## To do
Write out each line beneath this one exactly as it reads.

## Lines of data
+++++
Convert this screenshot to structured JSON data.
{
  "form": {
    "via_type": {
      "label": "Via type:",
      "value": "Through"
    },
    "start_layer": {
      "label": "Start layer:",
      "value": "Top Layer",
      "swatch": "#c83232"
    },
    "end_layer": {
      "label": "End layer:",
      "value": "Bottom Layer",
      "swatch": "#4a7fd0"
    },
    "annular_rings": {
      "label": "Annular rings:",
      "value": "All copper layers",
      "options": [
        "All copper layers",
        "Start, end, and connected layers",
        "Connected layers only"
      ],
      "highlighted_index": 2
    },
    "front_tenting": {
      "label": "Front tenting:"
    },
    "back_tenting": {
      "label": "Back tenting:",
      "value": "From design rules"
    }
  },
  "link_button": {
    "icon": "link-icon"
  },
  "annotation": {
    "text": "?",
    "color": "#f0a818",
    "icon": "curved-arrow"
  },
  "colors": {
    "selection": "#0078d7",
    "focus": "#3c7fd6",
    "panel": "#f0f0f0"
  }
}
+++++
## Right answer
Convert this screenshot to structured JSON data.
{
  "form": {
    "via_type": {
      "label": "Via type:",
      "value": "Through"
    },
    "start_layer": {
      "label": "Start layer:",
      "value": "Top Layer",
      "swatch": "#c83232"
    },
    "end_layer": {
      "label": "End layer:",
      "value": "Bottom Layer",
      "swatch": "#4a7fd0"
    },
    "annular_rings": {
      "label": "Annular rings:",
      "value": "All copper layers",
      "options": [
        "All copper layers",
        "Start, end, and connected layers",
        "Connected layers only"
      ],
      "highlighted_index": 2
    },
    "front_tenting": {
      "label": "Front tenting:"
    },
    "back_tenting": {
      "label": "Back tenting:",
      "value": "From design rules"
    }
  },
  "link_button": {
    "icon": "link-icon"
  },
  "annotation": {
    "text": "?",
    "color": "#f0a818",
    "icon": "curved-arrow"
  },
  "colors": {
    "selection": "#0078d7",
    "focus": "#3c7fd6",
    "panel": "#f0f0f0"
  }
}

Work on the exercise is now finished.